:: Extracted data entries ::
◇ ◇ ◇ ◇ ◇
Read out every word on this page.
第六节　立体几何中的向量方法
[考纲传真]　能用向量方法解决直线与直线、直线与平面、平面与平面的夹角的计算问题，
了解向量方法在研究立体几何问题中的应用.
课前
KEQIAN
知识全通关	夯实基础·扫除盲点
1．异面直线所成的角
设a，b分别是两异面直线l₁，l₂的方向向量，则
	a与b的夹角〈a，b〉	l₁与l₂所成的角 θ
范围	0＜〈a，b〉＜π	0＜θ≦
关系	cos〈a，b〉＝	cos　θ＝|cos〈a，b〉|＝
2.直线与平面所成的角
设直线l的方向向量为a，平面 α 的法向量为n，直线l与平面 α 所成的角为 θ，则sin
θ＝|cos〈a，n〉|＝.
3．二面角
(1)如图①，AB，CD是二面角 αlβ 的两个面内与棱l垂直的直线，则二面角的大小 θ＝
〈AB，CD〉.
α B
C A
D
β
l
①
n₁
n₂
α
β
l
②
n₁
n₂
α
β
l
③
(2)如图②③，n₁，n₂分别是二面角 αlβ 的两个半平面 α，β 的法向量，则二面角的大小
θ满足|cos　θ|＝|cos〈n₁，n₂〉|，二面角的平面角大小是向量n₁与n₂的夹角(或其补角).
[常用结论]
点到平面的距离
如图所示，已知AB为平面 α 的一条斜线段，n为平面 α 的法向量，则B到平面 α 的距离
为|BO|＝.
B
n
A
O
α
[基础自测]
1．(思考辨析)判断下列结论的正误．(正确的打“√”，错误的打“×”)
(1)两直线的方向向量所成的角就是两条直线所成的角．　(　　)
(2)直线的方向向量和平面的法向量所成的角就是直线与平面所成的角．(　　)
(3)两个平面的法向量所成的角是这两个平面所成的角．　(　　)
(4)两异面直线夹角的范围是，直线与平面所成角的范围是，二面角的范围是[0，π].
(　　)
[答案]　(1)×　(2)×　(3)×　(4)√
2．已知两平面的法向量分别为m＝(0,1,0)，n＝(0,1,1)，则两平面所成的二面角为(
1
◇ ◇ ◇ ◇ ◇
:: Directions ::
Write out the entries in full, exactly as given.

:: Response to the exercise ::
Read out every word on this page.
第六节　立体几何中的向量方法
[考纲传真]　能用向量方法解决直线与直线、直线与平面、平面与平面的夹角的计算问题，
了解向量方法在研究立体几何问题中的应用.
课前
KEQIAN
知识全通关	夯实基础·扫除盲点
1．异面直线所成的角
设a，b分别是两异面直线l₁，l₂的方向向量，则
	a与b的夹角〈a，b〉	l₁与l₂所成的角 θ
范围	0＜〈a，b〉＜π	0＜θ≦
关系	cos〈a，b〉＝	cos　θ＝|cos〈a，b〉|＝
2.直线与平面所成的角
设直线l的方向向量为a，平面 α 的法向量为n，直线l与平面 α 所成的角为 θ，则sin
θ＝|cos〈a，n〉|＝.
3．二面角
(1)如图①，AB，CD是二面角 αlβ 的两个面内与棱l垂直的直线，则二面角的大小 θ＝
〈AB，CD〉.
α B
C A
D
β
l
①
n₁
n₂
α
β
l
②
n₁
n₂
α
β
l
③
(2)如图②③，n₁，n₂分别是二面角 αlβ 的两个半平面 α，β 的法向量，则二面角的大小
θ满足|cos　θ|＝|cos〈n₁，n₂〉|，二面角的平面角大小是向量n₁与n₂的夹角(或其补角).
[常用结论]
点到平面的距离
如图所示，已知AB为平面 α 的一条斜线段，n为平面 α 的法向量，则B到平面 α 的距离
为|BO|＝.
B
n
A
O
α
[基础自测]
1．(思考辨析)判断下列结论的正误．(正确的打“√”，错误的打“×”)
(1)两直线的方向向量所成的角就是两条直线所成的角．　(　　)
(2)直线的方向向量和平面的法向量所成的角就是直线与平面所成的角．(　　)
(3)两个平面的法向量所成的角是这两个平面所成的角．　(　　)
(4)两异面直线夹角的范围是，直线与平面所成角的范围是，二面角的范围是[0，π].
(　　)
[答案]　(1)×　(2)×　(3)×　(4)√
2．已知两平面的法向量分别为m＝(0,1,0)，n＝(0,1,1)，则两平面所成的二面角为(
1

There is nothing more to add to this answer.